WRITTEN PROBLEM: Show each line that has the string "niet" in it.

GIVEN RECORDS:
[Start]

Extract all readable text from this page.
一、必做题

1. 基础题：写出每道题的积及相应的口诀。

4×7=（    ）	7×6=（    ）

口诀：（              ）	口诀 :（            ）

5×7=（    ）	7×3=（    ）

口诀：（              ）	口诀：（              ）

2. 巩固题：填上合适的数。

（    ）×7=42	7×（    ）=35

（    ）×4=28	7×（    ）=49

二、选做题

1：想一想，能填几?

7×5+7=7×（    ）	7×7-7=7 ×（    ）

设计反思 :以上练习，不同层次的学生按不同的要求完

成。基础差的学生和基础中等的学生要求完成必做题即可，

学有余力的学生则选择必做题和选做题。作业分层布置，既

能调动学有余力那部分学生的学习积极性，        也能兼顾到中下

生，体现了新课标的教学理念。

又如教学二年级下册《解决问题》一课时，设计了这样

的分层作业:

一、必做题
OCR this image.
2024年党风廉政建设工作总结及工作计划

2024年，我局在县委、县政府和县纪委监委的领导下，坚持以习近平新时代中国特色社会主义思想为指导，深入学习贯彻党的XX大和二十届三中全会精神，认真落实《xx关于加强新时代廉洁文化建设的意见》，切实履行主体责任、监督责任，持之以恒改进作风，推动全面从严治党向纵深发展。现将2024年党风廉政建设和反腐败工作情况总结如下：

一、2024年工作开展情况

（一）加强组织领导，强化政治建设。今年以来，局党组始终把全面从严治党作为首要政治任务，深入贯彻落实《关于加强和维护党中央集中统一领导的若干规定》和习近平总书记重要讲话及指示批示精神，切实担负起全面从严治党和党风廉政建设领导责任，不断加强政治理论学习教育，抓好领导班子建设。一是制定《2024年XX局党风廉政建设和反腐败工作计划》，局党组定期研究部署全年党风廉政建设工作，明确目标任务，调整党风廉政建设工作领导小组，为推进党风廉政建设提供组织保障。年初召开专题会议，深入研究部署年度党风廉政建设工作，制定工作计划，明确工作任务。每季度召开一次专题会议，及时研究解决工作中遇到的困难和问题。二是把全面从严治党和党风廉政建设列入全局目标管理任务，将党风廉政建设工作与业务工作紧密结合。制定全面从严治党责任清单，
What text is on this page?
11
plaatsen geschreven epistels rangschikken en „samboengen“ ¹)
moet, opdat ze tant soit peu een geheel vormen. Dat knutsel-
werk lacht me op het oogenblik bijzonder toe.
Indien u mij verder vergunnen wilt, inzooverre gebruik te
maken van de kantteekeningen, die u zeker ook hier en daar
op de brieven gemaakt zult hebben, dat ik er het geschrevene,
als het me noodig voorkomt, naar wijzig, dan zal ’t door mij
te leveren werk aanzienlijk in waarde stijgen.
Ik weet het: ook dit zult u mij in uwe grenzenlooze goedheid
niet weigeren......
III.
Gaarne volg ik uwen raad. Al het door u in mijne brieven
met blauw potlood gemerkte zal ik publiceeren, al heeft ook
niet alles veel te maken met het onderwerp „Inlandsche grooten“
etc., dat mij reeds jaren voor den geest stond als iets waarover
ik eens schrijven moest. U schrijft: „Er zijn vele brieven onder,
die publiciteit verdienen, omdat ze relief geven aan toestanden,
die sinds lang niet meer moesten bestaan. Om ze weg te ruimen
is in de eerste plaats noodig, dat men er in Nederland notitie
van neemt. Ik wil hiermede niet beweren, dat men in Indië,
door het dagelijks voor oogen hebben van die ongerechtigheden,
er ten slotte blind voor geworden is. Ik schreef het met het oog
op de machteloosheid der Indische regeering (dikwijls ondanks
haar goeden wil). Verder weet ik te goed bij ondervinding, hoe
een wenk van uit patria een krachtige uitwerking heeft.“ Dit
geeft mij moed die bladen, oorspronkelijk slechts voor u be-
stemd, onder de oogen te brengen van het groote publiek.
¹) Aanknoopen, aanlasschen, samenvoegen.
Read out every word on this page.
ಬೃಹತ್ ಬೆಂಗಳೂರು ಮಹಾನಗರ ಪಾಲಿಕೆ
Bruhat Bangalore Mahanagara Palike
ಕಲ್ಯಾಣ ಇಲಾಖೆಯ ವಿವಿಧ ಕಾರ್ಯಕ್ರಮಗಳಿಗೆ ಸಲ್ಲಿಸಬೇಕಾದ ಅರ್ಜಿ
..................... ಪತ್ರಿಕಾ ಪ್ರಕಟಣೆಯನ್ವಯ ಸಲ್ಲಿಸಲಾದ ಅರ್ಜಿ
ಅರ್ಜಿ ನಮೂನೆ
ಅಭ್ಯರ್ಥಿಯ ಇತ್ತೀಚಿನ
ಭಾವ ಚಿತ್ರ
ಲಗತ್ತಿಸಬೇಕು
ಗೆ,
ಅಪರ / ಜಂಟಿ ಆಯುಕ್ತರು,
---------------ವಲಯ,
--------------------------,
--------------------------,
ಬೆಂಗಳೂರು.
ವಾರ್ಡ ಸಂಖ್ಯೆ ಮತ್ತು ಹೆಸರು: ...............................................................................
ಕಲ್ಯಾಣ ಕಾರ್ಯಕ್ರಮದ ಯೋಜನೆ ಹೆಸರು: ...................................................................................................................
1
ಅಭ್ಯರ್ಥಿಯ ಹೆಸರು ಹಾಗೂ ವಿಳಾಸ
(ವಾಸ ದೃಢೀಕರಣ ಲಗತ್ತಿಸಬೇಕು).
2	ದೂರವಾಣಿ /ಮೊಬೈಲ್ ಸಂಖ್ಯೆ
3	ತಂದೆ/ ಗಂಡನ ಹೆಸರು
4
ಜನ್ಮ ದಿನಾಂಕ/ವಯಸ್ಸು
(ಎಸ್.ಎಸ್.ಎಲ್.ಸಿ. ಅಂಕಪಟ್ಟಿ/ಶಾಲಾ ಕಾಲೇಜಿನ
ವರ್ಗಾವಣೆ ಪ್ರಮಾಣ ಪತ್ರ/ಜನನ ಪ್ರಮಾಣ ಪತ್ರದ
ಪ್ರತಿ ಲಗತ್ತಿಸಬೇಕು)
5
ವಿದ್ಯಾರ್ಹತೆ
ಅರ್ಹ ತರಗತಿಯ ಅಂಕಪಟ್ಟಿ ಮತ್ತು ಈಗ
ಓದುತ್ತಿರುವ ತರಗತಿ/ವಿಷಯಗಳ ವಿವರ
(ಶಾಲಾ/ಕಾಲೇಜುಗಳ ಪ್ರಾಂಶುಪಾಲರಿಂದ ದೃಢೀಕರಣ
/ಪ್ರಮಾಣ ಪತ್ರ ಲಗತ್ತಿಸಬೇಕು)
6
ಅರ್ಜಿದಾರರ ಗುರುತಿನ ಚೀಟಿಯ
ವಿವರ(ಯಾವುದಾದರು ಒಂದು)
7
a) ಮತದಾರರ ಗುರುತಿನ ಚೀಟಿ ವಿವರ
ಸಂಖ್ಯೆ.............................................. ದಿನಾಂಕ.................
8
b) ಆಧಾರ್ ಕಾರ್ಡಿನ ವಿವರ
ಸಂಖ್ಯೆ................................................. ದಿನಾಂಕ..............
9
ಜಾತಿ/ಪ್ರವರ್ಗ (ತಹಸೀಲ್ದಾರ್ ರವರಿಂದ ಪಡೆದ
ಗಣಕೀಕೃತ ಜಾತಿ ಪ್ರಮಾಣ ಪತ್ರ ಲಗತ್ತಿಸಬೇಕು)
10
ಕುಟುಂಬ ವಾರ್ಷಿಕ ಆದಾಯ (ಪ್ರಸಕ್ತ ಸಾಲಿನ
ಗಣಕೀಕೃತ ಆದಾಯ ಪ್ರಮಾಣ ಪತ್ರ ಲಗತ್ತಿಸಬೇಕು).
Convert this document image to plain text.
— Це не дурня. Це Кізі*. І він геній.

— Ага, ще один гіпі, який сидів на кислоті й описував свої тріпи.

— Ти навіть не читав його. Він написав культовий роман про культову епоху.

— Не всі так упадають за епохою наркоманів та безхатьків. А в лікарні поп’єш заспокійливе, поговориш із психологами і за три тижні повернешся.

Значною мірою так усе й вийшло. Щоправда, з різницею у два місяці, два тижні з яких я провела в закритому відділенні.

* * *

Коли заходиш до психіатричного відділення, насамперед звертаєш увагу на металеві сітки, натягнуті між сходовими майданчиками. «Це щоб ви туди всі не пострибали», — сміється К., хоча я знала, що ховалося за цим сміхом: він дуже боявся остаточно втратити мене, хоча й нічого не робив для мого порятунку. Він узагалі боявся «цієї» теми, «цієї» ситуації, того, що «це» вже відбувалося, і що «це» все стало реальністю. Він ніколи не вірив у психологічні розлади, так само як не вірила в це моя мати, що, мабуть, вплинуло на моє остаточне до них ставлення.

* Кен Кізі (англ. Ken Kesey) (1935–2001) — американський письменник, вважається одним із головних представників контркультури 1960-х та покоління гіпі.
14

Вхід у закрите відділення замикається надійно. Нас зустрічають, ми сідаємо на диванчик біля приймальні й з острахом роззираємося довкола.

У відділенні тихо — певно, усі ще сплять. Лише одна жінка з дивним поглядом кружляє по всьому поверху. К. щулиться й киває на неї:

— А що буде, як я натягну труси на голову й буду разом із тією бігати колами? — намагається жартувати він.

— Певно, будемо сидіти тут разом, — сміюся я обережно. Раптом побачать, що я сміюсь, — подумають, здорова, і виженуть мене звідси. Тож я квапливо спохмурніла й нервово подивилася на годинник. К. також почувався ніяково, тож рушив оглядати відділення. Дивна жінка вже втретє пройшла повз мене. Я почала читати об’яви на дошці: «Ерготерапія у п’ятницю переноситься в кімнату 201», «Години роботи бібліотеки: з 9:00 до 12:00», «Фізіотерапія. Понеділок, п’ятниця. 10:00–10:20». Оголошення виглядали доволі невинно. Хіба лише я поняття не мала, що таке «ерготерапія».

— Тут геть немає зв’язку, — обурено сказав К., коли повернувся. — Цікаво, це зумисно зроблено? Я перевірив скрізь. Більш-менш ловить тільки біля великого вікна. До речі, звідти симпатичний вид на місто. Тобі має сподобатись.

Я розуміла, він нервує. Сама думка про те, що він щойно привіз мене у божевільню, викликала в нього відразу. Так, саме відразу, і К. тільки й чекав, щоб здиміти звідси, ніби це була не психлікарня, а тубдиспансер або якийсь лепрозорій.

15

[End]

CORRECT ANSWER:
niet weigeren......
niet alles veel te maken met het onderwerp „Inlandsche grooten“
die sinds lang niet meer moesten bestaan. Om ze weg te ruimen
van neemt. Ik wil hiermede niet beweren, dat men in Indië,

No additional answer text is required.